括号中的字母或数字的正则表达式

Question

I am using Java to process text using regular expressions. I am using the following regular expression

^[\\([0-9a-zA-Z]+\\)\\s]+

to match one or more letters or numbers in parentheses one or more times. For instance, I like to match (aaa) (bb) (11) (AA) (iv) or (111) (aaaa) (i) (V)

I tested this regular expression on http://java-regex-tester.appspot.com/ and it is working. But when I use it in my code, the code does not compile. Here is my code:

    import java.util.regex.Matcher;
    import java.util.regex.Pattern;
    public class Tester {

        public static void main(String[] args) {

            Pattern pattern = Pattern.compile("^[\([0-9a-zA-Z]+\)\s]+");

            String[] words = pattern.split("(a) (1) (c) (xii) (A) (12) (ii)");

            String w = pattern.

            for(String s:words){

                System.out.println(s);

            }
    }
}

I tried to use \\ instead of \\ but the regex gave different results than what I expected (it matches only one group like (aaa) not multiple groups like (aaa) (111) (ii).

Two questions:

1. How can I fix this regex and be able to match multiple groups?
2. How can I get the individual matches separately (like (aaa) alone and then (111) and so on). I tried pattern.split but did not work for me.

Answer 1

Firstly, you want to escape any backslashes in the quotation marks with another backslash. The Regex will treat it as a single backslash. (Eg call a word character \\w in quotation marks, etc.)

Secondly, you got to finish the line that reads:

String w = pattern.

That line explains why it doesn't compile.

────────

SET PROBLEM 1 >>
Return the part of the Java regex thread that opens with the words containing "1. How can I" and closes with "it doesn't compile.".

────────

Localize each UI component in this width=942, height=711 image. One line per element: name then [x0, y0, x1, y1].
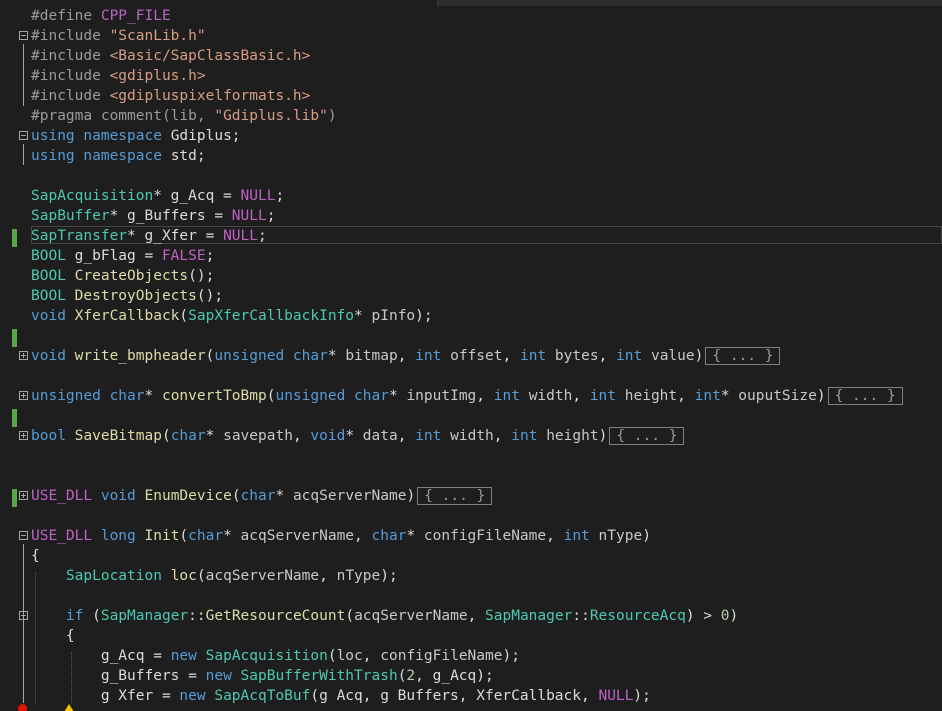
code-line[interactable]: bool SaveBitmap(char* savepath, void* da…: [0, 426, 942, 446]
line-text: SapTransfer* g_Xfer = NULL;: [31, 228, 267, 244]
line-text: void write_bmpheader(unsigned char* bitm…: [31, 346, 781, 366]
error-icon[interactable]: [18, 704, 27, 711]
line-text: void XferCallback(SapXferCallbackInfo* p…: [31, 308, 433, 324]
line-text: unsigned char* convertToBmp(unsigned cha…: [31, 386, 903, 406]
line-text: bool SaveBitmap(char* savepath, void* da…: [31, 426, 685, 446]
fold-expand-icon[interactable]: [19, 491, 28, 500]
line-text: g_Acq = new SapAcquisition(loc, configFi…: [31, 648, 520, 664]
collapsed-block[interactable]: { ... }: [609, 427, 685, 445]
fold-expand-icon[interactable]: [19, 351, 28, 360]
code-line[interactable]: SapLocation loc(acqServerName, nType);: [0, 566, 942, 586]
fold-collapse-icon[interactable]: [19, 31, 28, 40]
change-marker: [12, 489, 17, 507]
line-text: using namespace Gdiplus;: [31, 128, 241, 144]
fold-expand-icon[interactable]: [19, 431, 28, 440]
code-line[interactable]: #include <gdiplus.h>: [0, 66, 942, 86]
code-line[interactable]: USE_DLL long Init(char* acqServerName, c…: [0, 526, 942, 546]
line-text: USE_DLL long Init(char* acqServerName, c…: [31, 528, 651, 544]
line-text: g_Buffers = new SapBufferWithTrash(2, g_…: [31, 668, 494, 684]
code-line[interactable]: USE_DLL void EnumDevice(char* acqServerN…: [0, 486, 942, 507]
code-line[interactable]: [0, 406, 942, 427]
line-text: SapAcquisition* g_Acq = NULL;: [31, 188, 285, 204]
line-text: BOOL g_bFlag = FALSE;: [31, 248, 215, 264]
warning-icon[interactable]: [64, 704, 74, 711]
fold-expand-icon[interactable]: [19, 391, 28, 400]
line-text: #include <gdipluspixelformats.h>: [31, 88, 311, 104]
fold-collapse-icon[interactable]: [19, 131, 28, 140]
code-line[interactable]: if (SapManager::GetResourceCount(acqServ…: [0, 606, 942, 626]
fold-collapse-icon[interactable]: [19, 611, 28, 620]
line-text: SapBuffer* g_Buffers = NULL;: [31, 208, 276, 224]
code-line[interactable]: [0, 326, 942, 347]
line-text: BOOL DestroyObjects();: [31, 288, 224, 304]
line-text: BOOL CreateObjects();: [31, 268, 215, 284]
line-text: #include "ScanLib.h": [31, 28, 206, 44]
code-line[interactable]: #include "ScanLib.h": [0, 26, 942, 46]
code-line[interactable]: using namespace Gdiplus;: [0, 126, 942, 146]
code-line[interactable]: using namespace std;: [0, 146, 942, 166]
status-bar: [0, 703, 942, 711]
line-text: SapLocation loc(acqServerName, nType);: [65, 568, 398, 584]
change-marker: [12, 329, 17, 347]
line-text: using namespace std;: [31, 148, 206, 164]
code-line[interactable]: #pragma comment(lib, "Gdiplus.lib"): [0, 106, 942, 126]
change-marker: [12, 409, 17, 427]
code-line[interactable]: void XferCallback(SapXferCallbackInfo* p…: [0, 306, 942, 326]
code-editor[interactable]: #define CPP_FILE #include "ScanLib.h" #i…: [0, 6, 942, 704]
code-line[interactable]: #include <Basic/SapClassBasic.h>: [0, 46, 942, 66]
code-line[interactable]: #define CPP_FILE: [0, 6, 942, 26]
line-text: #define CPP_FILE: [31, 8, 171, 24]
code-line[interactable]: SapBuffer* g_Buffers = NULL;: [0, 206, 942, 226]
line-text: if (SapManager::GetResourceCount(acqServ…: [65, 608, 739, 624]
code-line[interactable]: unsigned char* convertToBmp(unsigned cha…: [0, 386, 942, 406]
code-line[interactable]: g_Acq = new SapAcquisition(loc, configFi…: [0, 646, 942, 666]
collapsed-block[interactable]: { ... }: [827, 387, 903, 405]
line-text: #include <Basic/SapClassBasic.h>: [31, 48, 311, 64]
line-text: {: [31, 628, 75, 644]
code-line-current[interactable]: SapTransfer* g_Xfer = NULL;: [0, 226, 942, 247]
code-line[interactable]: {: [0, 546, 942, 566]
code-line[interactable]: g_Buffers = new SapBufferWithTrash(2, g_…: [0, 666, 942, 686]
fold-collapse-icon[interactable]: [19, 531, 28, 540]
collapsed-block[interactable]: { ... }: [417, 487, 493, 505]
code-line[interactable]: BOOL CreateObjects();: [0, 266, 942, 286]
code-line[interactable]: SapAcquisition* g_Acq = NULL;: [0, 186, 942, 206]
code-line[interactable]: {: [0, 626, 942, 646]
code-line[interactable]: #include <gdipluspixelformats.h>: [0, 86, 942, 106]
code-line[interactable]: void write_bmpheader(unsigned char* bitm…: [0, 346, 942, 366]
code-line[interactable]: BOOL g_bFlag = FALSE;: [0, 246, 942, 266]
line-text: #pragma comment(lib, "Gdiplus.lib"): [31, 108, 337, 124]
line-text: USE_DLL void EnumDevice(char* acqServerN…: [31, 486, 493, 506]
collapsed-block[interactable]: { ... }: [705, 347, 781, 365]
code-line[interactable]: BOOL DestroyObjects();: [0, 286, 942, 306]
line-text: {: [31, 548, 40, 564]
change-marker: [12, 229, 17, 247]
line-text: #include <gdiplus.h>: [31, 68, 206, 84]
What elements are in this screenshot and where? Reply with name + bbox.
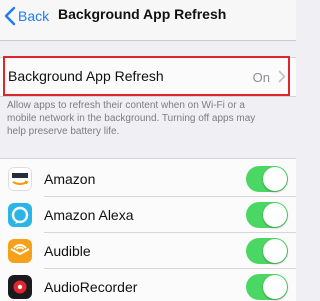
page-title: Background App Refresh xyxy=(58,6,227,22)
footer-note-line: Allow apps to refresh their content when… xyxy=(7,100,245,111)
app-name: Amazon Alexa xyxy=(44,207,134,223)
app-row-amazon: Amazon xyxy=(0,161,296,197)
footer-note-line: mobile network in the background. Turnin… xyxy=(7,113,256,124)
app-row-audible: Audible xyxy=(0,233,296,269)
app-row-audio-recorder: AudioRecorder xyxy=(0,269,296,301)
toggle-knob xyxy=(263,203,287,227)
app-name: Audible xyxy=(44,243,91,259)
footer-note-line: help preserve battery life. xyxy=(7,126,120,137)
amazon-alexa-refresh-toggle[interactable] xyxy=(246,202,288,228)
app-name: Amazon xyxy=(44,171,96,187)
audio-recorder-icon xyxy=(8,275,32,299)
chevron-left-icon xyxy=(4,6,16,26)
audio-recorder-refresh-toggle[interactable] xyxy=(246,274,288,300)
highlight-annotation xyxy=(3,56,290,96)
toggle-knob xyxy=(263,167,287,191)
app-name: AudioRecorder xyxy=(44,279,138,295)
settings-screen: Back Background App Refresh Background A… xyxy=(0,0,296,301)
section-footer-note: Allow apps to refresh their content when… xyxy=(7,99,293,138)
back-button[interactable]: Back xyxy=(4,4,49,28)
toggle-knob xyxy=(263,275,287,299)
amazon-icon xyxy=(8,167,32,191)
amazon-alexa-icon xyxy=(8,203,32,227)
app-list: Amazon Amazon Alexa Audible AudioRecorde… xyxy=(0,158,296,301)
back-label: Back xyxy=(18,8,50,24)
amazon-refresh-toggle[interactable] xyxy=(246,166,288,192)
audible-icon xyxy=(8,239,32,263)
toggle-knob xyxy=(263,239,287,263)
navigation-bar: Back Background App Refresh xyxy=(0,0,296,41)
app-row-amazon-alexa: Amazon Alexa xyxy=(0,197,296,233)
audible-refresh-toggle[interactable] xyxy=(246,238,288,264)
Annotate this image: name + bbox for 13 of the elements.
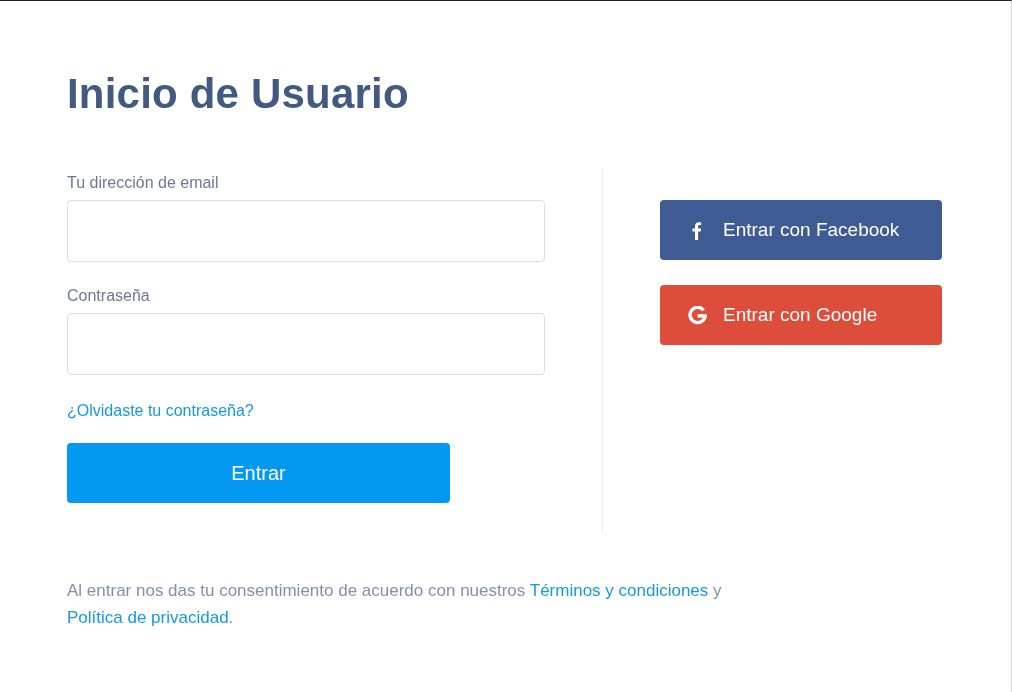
policy-link[interactable]: Términos y condiciones: [529, 581, 709, 600]
consent-text: Al entrar nos das tu consentimiento de acuerdo con nuestros Términos y condiciones y Política de privacidad.: [67, 580, 723, 629]
field-label: Tu dirección de email: [67, 173, 219, 193]
google-login-button[interactable]: Entrar con Google: [660, 285, 942, 345]
facebook-login-button[interactable]: Entrar con Facebook: [660, 200, 942, 260]
policy-link[interactable]: Política de privacidad: [67, 608, 229, 627]
google-g-icon: [688, 305, 707, 325]
page-title: Inicio de Usuario: [67, 69, 409, 119]
login-button[interactable]: Entrar: [67, 443, 450, 503]
input-field[interactable]: [67, 200, 545, 262]
forgot-password-link[interactable]: ¿Olvidaste tu contraseña?: [67, 401, 254, 421]
input-field[interactable]: [67, 313, 545, 375]
field-label: Contraseña: [67, 286, 150, 306]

────────

SET PROBLEM 2 >>
In the records, take the part that opens with the line containing "page-title: Background App" and closes with the line containing "app-row-amazon-alexa: Amazon Alexa", and replace "footer-note-line" with "caption-line" throughout it. Output only those lines, with nothing else altered.

TASK RESPONSE 1 >>
1. How can I fix this regex and be able to match multiple groups?
2. How can I get the individual matches separately (like (aaa) alone and then (111) and so on). I tried pattern.split but did not work for me.

Answer 1

Firstly, you want to escape any backslashes in the quotation marks with another backslash. The Regex will treat it as a single backslash. (Eg call a word character \\w in quotation marks, etc.)

Secondly, you got to finish the line that reads:

String w = pattern.

That line explains why it doesn't compile.

TASK RESPONSE 2 >>
page-title: Background App Refresh xyxy=(58,6,227,22)
caption-line: Allow apps to refresh their content when… xyxy=(7,100,245,111)
app-name: Amazon Alexa xyxy=(44,207,134,223)
app-row-amazon: Amazon xyxy=(0,161,296,197)
caption-line: mobile network in the background. Turnin… xyxy=(7,113,256,124)
app-row-audible: Audible xyxy=(0,233,296,269)
app-row-audio-recorder: AudioRecorder xyxy=(0,269,296,301)
toggle-knob xyxy=(263,203,287,227)
app-name: Audible xyxy=(44,243,91,259)
caption-line: help preserve battery life. xyxy=(7,126,120,137)
amazon-alexa-refresh-toggle[interactable] xyxy=(246,202,288,228)
app-name: Amazon xyxy=(44,171,96,187)
audio-recorder-icon xyxy=(8,275,32,299)
chevron-left-icon xyxy=(4,6,16,26)
audio-recorder-refresh-toggle[interactable] xyxy=(246,274,288,300)
highlight-annotation xyxy=(3,56,290,96)
toggle-knob xyxy=(263,167,287,191)
app-name: AudioRecorder xyxy=(44,279,138,295)
settings-screen: Back Background App Refresh Background A… xyxy=(0,0,296,301)
section-footer-note: Allow apps to refresh their content when… xyxy=(7,99,293,138)
back-button[interactable]: Back xyxy=(4,4,49,28)
toggle-knob xyxy=(263,275,287,299)
amazon-icon xyxy=(8,167,32,191)
amazon-alexa-icon xyxy=(8,203,32,227)
app-list: Amazon Amazon Alexa Audible AudioRecorde… xyxy=(0,158,296,301)
back-label: Back xyxy=(18,8,50,24)
amazon-refresh-toggle[interactable] xyxy=(246,166,288,192)
audible-icon xyxy=(8,239,32,263)
toggle-knob xyxy=(263,239,287,263)
navigation-bar: Back Background App Refresh xyxy=(0,0,296,41)
app-row-amazon-alexa: Amazon Alexa xyxy=(0,197,296,233)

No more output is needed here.